Start DATA LINES

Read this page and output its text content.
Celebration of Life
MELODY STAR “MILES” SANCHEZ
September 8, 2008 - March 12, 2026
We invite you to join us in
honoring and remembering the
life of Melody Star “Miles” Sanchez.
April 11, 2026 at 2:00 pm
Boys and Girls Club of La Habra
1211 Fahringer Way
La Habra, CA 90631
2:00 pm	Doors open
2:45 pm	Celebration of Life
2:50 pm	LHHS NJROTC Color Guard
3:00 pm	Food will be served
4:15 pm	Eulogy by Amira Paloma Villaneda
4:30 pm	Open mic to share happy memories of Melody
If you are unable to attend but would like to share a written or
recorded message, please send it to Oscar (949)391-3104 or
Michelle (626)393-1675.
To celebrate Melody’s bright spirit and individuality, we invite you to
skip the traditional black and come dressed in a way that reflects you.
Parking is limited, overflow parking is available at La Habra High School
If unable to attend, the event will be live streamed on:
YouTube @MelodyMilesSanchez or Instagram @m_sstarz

End DATA LINES

> [TASK BRIEF]: Copy down every line of the entries containing the word "Celebration".

> [ANSWER TO THIS PROBLEM]:
Celebration of Life
2:45 pm	Celebration of Life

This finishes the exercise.